* Task goal: Copy every line that holds "José".

┌────────

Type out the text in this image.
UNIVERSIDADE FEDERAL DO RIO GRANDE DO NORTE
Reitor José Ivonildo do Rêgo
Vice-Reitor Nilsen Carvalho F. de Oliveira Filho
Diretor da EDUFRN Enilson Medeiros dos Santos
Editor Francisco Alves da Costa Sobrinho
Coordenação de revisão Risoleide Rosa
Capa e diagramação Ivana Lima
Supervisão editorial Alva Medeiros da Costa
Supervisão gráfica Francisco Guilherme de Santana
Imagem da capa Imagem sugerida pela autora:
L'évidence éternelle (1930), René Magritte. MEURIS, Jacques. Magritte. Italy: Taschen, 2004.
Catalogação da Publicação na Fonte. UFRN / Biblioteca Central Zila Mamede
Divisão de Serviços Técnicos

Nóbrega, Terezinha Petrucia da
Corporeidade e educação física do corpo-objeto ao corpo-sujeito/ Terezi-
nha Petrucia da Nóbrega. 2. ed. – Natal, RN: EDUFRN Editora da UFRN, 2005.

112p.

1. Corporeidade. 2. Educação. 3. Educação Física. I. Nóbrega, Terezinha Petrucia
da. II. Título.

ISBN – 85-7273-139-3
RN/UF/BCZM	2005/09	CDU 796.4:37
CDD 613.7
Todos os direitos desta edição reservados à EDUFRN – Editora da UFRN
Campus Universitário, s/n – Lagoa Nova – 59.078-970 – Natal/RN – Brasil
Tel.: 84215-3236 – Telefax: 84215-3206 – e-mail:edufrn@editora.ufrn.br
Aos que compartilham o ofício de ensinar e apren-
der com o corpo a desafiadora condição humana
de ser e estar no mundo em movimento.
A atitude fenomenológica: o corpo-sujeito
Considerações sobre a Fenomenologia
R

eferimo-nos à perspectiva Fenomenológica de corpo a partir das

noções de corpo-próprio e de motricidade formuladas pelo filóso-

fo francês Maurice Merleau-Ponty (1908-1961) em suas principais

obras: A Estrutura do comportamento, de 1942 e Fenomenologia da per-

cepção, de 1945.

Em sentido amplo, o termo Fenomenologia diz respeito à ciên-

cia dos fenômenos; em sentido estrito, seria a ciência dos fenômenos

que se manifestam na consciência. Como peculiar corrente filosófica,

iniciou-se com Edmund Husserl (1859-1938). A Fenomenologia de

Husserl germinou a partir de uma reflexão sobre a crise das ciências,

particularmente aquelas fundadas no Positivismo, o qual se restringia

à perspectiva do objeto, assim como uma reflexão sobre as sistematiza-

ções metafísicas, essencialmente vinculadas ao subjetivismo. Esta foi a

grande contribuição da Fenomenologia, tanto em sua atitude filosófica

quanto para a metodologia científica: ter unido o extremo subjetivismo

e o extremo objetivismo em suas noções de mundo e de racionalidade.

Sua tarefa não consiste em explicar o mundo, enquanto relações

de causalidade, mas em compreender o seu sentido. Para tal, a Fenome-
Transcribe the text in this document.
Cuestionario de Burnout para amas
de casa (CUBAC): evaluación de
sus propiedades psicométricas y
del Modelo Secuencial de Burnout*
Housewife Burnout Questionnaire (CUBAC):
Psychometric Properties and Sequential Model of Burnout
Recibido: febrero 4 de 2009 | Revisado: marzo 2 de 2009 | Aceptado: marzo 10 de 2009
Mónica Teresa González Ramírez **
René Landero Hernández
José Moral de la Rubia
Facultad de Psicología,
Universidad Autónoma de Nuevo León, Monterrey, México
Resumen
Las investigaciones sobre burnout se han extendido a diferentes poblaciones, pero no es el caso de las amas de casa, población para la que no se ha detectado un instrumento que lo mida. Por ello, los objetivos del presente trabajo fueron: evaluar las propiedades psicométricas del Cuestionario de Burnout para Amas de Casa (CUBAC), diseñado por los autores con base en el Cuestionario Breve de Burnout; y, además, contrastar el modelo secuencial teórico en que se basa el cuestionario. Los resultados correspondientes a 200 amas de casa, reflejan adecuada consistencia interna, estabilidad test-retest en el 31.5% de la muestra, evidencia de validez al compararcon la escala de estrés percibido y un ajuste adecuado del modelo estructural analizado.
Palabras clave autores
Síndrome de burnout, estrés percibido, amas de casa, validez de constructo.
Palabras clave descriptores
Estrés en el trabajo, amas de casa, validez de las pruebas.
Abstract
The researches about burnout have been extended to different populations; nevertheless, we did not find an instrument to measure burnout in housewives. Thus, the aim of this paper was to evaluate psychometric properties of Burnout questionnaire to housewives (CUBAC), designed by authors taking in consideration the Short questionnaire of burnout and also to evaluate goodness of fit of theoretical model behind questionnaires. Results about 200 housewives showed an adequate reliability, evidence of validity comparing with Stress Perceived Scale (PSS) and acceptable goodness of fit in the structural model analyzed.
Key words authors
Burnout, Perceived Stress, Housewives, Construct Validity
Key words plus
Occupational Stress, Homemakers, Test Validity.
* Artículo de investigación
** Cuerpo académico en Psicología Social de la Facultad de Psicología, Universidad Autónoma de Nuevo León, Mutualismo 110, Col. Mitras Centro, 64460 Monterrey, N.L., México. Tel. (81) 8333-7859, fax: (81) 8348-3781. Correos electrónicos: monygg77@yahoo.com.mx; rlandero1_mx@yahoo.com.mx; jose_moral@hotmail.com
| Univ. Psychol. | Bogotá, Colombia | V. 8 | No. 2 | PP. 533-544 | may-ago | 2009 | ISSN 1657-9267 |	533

└────────

* Task result:
Reitor José Ivonildo do Rêgo
José Moral de la Rubia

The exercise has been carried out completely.